Part of a data file
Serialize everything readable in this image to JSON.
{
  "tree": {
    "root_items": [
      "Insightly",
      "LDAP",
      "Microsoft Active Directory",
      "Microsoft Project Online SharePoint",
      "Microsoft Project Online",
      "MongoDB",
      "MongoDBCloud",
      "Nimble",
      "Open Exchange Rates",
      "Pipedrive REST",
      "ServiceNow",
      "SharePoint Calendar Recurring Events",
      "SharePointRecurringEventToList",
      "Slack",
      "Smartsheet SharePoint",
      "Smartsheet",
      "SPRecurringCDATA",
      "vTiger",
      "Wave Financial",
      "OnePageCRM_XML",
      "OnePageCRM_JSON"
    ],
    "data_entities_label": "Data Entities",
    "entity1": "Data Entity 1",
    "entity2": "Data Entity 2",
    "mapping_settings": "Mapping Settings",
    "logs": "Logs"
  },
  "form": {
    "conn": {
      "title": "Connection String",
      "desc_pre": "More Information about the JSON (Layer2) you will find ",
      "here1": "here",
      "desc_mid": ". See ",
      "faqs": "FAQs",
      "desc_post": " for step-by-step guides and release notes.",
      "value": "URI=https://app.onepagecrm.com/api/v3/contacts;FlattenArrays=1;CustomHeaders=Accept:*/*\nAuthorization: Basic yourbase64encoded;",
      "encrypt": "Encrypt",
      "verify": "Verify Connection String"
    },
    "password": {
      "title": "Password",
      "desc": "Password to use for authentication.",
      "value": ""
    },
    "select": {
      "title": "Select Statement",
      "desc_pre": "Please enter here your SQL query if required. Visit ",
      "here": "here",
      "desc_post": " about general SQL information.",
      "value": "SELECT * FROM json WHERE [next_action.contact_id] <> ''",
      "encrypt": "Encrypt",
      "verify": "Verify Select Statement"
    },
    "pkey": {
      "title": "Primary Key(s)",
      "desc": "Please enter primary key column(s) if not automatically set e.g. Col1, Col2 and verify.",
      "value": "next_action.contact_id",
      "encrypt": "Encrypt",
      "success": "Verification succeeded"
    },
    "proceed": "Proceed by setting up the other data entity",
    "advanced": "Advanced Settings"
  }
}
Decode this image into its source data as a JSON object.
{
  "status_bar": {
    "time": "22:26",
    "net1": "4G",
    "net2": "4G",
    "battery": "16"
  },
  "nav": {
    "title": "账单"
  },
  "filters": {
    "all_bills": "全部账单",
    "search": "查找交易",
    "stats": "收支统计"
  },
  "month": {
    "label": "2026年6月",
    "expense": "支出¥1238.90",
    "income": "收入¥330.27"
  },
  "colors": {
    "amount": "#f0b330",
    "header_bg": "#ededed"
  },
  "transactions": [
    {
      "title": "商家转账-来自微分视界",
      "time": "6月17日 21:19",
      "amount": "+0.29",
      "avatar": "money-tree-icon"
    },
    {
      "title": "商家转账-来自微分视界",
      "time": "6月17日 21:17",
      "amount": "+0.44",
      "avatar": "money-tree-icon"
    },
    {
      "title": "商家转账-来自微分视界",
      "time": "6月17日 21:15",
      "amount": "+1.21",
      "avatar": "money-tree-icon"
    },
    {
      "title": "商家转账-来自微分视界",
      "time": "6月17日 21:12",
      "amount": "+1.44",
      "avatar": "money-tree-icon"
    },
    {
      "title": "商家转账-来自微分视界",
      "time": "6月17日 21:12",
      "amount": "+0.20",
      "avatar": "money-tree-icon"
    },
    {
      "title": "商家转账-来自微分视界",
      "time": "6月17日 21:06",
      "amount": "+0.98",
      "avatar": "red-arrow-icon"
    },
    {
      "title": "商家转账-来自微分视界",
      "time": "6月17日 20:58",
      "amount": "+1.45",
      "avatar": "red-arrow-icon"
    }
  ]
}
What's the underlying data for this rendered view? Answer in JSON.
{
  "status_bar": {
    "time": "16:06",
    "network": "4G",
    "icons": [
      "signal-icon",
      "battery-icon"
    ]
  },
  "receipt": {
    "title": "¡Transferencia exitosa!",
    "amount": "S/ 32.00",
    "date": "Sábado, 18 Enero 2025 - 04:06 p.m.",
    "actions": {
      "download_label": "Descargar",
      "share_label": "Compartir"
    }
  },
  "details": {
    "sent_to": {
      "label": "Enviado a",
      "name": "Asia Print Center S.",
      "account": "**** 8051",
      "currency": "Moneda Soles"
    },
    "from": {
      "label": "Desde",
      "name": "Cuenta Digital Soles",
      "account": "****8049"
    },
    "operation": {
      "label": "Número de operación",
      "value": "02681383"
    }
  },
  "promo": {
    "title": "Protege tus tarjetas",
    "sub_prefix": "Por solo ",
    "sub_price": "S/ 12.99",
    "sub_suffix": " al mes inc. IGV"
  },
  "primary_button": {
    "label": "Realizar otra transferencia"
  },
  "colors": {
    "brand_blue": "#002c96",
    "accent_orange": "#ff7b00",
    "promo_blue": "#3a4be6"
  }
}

Work required:
Print the whole listing again, exactly.

Written solution:
Serialize everything readable in this image to JSON.
{
  "tree": {
    "root_items": [
      "Insightly",
      "LDAP",
      "Microsoft Active Directory",
      "Microsoft Project Online SharePoint",
      "Microsoft Project Online",
      "MongoDB",
      "MongoDBCloud",
      "Nimble",
      "Open Exchange Rates",
      "Pipedrive REST",
      "ServiceNow",
      "SharePoint Calendar Recurring Events",
      "SharePointRecurringEventToList",
      "Slack",
      "Smartsheet SharePoint",
      "Smartsheet",
      "SPRecurringCDATA",
      "vTiger",
      "Wave Financial",
      "OnePageCRM_XML",
      "OnePageCRM_JSON"
    ],
    "data_entities_label": "Data Entities",
    "entity1": "Data Entity 1",
    "entity2": "Data Entity 2",
    "mapping_settings": "Mapping Settings",
    "logs": "Logs"
  },
  "form": {
    "conn": {
      "title": "Connection String",
      "desc_pre": "More Information about the JSON (Layer2) you will find ",
      "here1": "here",
      "desc_mid": ". See ",
      "faqs": "FAQs",
      "desc_post": " for step-by-step guides and release notes.",
      "value": "URI=https://app.onepagecrm.com/api/v3/contacts;FlattenArrays=1;CustomHeaders=Accept:*/*\nAuthorization: Basic yourbase64encoded;",
      "encrypt": "Encrypt",
      "verify": "Verify Connection String"
    },
    "password": {
      "title": "Password",
      "desc": "Password to use for authentication.",
      "value": ""
    },
    "select": {
      "title": "Select Statement",
      "desc_pre": "Please enter here your SQL query if required. Visit ",
      "here": "here",
      "desc_post": " about general SQL information.",
      "value": "SELECT * FROM json WHERE [next_action.contact_id] <> ''",
      "encrypt": "Encrypt",
      "verify": "Verify Select Statement"
    },
    "pkey": {
      "title": "Primary Key(s)",
      "desc": "Please enter primary key column(s) if not automatically set e.g. Col1, Col2 and verify.",
      "value": "next_action.contact_id",
      "encrypt": "Encrypt",
      "success": "Verification succeeded"
    },
    "proceed": "Proceed by setting up the other data entity",
    "advanced": "Advanced Settings"
  }
}
Decode this image into its source data as a JSON object.
{
  "status_bar": {
    "time": "22:26",
    "net1": "4G",
    "net2": "4G",
    "battery": "16"
  },
  "nav": {
    "title": "账单"
  },
  "filters": {
    "all_bills": "全部账单",
    "search": "查找交易",
    "stats": "收支统计"
  },
  "month": {
    "label": "2026年6月",
    "expense": "支出¥1238.90",
    "income": "收入¥330.27"
  },
  "colors": {
    "amount": "#f0b330",
    "header_bg": "#ededed"
  },
  "transactions": [
    {
      "title": "商家转账-来自微分视界",
      "time": "6月17日 21:19",
      "amount": "+0.29",
      "avatar": "money-tree-icon"
    },
    {
      "title": "商家转账-来自微分视界",
      "time": "6月17日 21:17",
      "amount": "+0.44",
      "avatar": "money-tree-icon"
    },
    {
      "title": "商家转账-来自微分视界",
      "time": "6月17日 21:15",
      "amount": "+1.21",
      "avatar": "money-tree-icon"
    },
    {
      "title": "商家转账-来自微分视界",
      "time": "6月17日 21:12",
      "amount": "+1.44",
      "avatar": "money-tree-icon"
    },
    {
      "title": "商家转账-来自微分视界",
      "time": "6月17日 21:12",
      "amount": "+0.20",
      "avatar": "money-tree-icon"
    },
    {
      "title": "商家转账-来自微分视界",
      "time": "6月17日 21:06",
      "amount": "+0.98",
      "avatar": "red-arrow-icon"
    },
    {
      "title": "商家转账-来自微分视界",
      "time": "6月17日 20:58",
      "amount": "+1.45",
      "avatar": "red-arrow-icon"
    }
  ]
}
What's the underlying data for this rendered view? Answer in JSON.
{
  "status_bar": {
    "time": "16:06",
    "network": "4G",
    "icons": [
      "signal-icon",
      "battery-icon"
    ]
  },
  "receipt": {
    "title": "¡Transferencia exitosa!",
    "amount": "S/ 32.00",
    "date": "Sábado, 18 Enero 2025 - 04:06 p.m.",
    "actions": {
      "download_label": "Descargar",
      "share_label": "Compartir"
    }
  },
  "details": {
    "sent_to": {
      "label": "Enviado a",
      "name": "Asia Print Center S.",
      "account": "**** 8051",
      "currency": "Moneda Soles"
    },
    "from": {
      "label": "Desde",
      "name": "Cuenta Digital Soles",
      "account": "****8049"
    },
    "operation": {
      "label": "Número de operación",
      "value": "02681383"
    }
  },
  "promo": {
    "title": "Protege tus tarjetas",
    "sub_prefix": "Por solo ",
    "sub_price": "S/ 12.99",
    "sub_suffix": " al mes inc. IGV"
  },
  "primary_button": {
    "label": "Realizar otra transferencia"
  },
  "colors": {
    "brand_blue": "#002c96",
    "accent_orange": "#ff7b00",
    "promo_blue": "#3a4be6"
  }
}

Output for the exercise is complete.